**What this task involves**
Could you output each line of the data that follows exactly?
Record extracts start
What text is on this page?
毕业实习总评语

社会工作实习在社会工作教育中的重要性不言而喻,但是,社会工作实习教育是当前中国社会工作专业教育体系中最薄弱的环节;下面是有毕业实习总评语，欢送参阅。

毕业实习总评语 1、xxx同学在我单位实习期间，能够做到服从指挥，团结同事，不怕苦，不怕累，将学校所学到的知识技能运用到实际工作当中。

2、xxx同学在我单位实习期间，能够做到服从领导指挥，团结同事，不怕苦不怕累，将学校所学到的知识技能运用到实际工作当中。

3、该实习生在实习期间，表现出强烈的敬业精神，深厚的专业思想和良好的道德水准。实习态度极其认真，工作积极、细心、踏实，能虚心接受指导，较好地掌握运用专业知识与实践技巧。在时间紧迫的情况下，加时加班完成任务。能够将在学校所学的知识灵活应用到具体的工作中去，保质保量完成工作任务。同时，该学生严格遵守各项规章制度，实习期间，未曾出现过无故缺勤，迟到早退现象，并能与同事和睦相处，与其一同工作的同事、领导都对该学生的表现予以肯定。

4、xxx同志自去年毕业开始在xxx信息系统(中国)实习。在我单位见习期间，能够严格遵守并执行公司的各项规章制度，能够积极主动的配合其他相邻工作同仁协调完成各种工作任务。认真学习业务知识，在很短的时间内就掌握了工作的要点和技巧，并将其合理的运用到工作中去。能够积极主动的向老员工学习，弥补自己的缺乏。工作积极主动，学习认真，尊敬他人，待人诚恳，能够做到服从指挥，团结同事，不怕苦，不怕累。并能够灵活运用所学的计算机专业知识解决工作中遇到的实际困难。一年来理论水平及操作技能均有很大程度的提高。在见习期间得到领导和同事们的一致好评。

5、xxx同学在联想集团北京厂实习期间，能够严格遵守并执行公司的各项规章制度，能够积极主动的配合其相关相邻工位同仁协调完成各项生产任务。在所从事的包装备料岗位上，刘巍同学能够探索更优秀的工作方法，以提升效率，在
Record extracts end
**Answer in full**
What text is on this page?
毕业实习总评语

社会工作实习在社会工作教育中的重要性不言而喻,但是,社会工作实习教育是当前中国社会工作专业教育体系中最薄弱的环节;下面是有毕业实习总评语，欢送参阅。

毕业实习总评语 1、xxx同学在我单位实习期间，能够做到服从指挥，团结同事，不怕苦，不怕累，将学校所学到的知识技能运用到实际工作当中。

2、xxx同学在我单位实习期间，能够做到服从领导指挥，团结同事，不怕苦不怕累，将学校所学到的知识技能运用到实际工作当中。

3、该实习生在实习期间，表现出强烈的敬业精神，深厚的专业思想和良好的道德水准。实习态度极其认真，工作积极、细心、踏实，能虚心接受指导，较好地掌握运用专业知识与实践技巧。在时间紧迫的情况下，加时加班完成任务。能够将在学校所学的知识灵活应用到具体的工作中去，保质保量完成工作任务。同时，该学生严格遵守各项规章制度，实习期间，未曾出现过无故缺勤，迟到早退现象，并能与同事和睦相处，与其一同工作的同事、领导都对该学生的表现予以肯定。

4、xxx同志自去年毕业开始在xxx信息系统(中国)实习。在我单位见习期间，能够严格遵守并执行公司的各项规章制度，能够积极主动的配合其他相邻工作同仁协调完成各种工作任务。认真学习业务知识，在很短的时间内就掌握了工作的要点和技巧，并将其合理的运用到工作中去。能够积极主动的向老员工学习，弥补自己的缺乏。工作积极主动，学习认真，尊敬他人，待人诚恳，能够做到服从指挥，团结同事，不怕苦，不怕累。并能够灵活运用所学的计算机专业知识解决工作中遇到的实际困难。一年来理论水平及操作技能均有很大程度的提高。在见习期间得到领导和同事们的一致好评。

5、xxx同学在联想集团北京厂实习期间，能够严格遵守并执行公司的各项规章制度，能够积极主动的配合其相关相邻工位同仁协调完成各项生产任务。在所从事的包装备料岗位上，刘巍同学能够探索更优秀的工作方法，以提升效率，在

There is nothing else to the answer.